Entries provided

--

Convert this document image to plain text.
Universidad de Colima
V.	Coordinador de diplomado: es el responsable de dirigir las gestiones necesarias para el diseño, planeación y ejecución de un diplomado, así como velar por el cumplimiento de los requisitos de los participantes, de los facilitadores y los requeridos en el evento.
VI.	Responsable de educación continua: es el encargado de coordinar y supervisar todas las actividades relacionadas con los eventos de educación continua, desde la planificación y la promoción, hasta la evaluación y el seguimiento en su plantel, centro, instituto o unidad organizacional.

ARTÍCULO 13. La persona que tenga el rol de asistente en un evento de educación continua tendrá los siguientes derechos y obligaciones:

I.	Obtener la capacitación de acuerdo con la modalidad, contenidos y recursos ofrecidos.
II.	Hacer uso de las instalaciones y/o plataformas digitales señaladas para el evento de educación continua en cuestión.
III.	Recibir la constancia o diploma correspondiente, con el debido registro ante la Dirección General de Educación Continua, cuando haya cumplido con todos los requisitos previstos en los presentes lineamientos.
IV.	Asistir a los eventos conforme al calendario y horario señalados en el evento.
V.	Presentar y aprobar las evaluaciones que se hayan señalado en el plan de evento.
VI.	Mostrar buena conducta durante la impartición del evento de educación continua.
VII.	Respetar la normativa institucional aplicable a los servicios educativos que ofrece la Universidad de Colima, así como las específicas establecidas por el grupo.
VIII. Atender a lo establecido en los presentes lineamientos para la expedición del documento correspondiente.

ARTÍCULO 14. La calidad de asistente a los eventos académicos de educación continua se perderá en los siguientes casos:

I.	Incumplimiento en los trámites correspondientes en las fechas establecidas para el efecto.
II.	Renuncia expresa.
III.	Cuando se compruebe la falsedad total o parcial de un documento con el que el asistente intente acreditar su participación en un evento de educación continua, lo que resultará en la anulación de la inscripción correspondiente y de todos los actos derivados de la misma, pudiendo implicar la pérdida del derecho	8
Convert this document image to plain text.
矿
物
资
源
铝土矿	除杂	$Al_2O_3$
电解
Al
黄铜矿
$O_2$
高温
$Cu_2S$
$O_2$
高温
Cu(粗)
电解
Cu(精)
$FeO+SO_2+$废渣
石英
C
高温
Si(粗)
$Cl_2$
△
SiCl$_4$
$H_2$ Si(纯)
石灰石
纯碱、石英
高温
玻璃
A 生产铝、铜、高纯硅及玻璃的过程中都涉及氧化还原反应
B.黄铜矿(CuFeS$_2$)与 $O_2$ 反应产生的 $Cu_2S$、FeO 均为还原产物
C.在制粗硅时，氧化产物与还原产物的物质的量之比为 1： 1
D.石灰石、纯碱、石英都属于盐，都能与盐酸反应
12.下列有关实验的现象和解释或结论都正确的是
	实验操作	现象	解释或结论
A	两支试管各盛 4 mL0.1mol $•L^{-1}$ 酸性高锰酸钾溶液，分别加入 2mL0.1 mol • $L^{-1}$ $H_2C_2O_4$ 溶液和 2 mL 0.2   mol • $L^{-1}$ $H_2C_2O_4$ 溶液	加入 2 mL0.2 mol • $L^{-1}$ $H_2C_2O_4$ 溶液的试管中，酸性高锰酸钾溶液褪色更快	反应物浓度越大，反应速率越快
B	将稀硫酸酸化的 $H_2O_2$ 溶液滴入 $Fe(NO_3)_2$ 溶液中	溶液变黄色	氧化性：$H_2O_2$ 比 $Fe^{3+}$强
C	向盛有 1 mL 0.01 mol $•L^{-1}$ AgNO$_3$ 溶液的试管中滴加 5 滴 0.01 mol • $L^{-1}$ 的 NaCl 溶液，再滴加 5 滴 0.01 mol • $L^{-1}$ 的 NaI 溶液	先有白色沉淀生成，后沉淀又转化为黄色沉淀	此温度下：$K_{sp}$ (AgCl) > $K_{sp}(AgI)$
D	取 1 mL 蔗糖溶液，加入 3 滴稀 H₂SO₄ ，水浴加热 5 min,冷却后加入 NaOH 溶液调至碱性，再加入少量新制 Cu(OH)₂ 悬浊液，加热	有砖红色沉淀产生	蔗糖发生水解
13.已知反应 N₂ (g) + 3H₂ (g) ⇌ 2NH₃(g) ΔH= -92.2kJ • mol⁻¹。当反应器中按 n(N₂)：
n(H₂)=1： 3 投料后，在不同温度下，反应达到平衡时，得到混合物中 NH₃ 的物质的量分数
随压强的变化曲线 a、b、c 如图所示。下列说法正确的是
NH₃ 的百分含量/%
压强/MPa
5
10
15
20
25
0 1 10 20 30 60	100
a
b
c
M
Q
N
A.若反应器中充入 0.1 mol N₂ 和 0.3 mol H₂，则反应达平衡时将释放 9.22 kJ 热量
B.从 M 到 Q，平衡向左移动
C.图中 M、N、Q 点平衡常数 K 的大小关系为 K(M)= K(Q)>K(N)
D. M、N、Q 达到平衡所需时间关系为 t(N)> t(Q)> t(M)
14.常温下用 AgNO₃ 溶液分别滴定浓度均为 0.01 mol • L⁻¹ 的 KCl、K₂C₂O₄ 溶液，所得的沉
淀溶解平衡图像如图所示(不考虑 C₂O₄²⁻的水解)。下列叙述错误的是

--

Challenge
Of the lines above, how many hold the word "siguientes"? Say the number alone.

Output of the exercise
2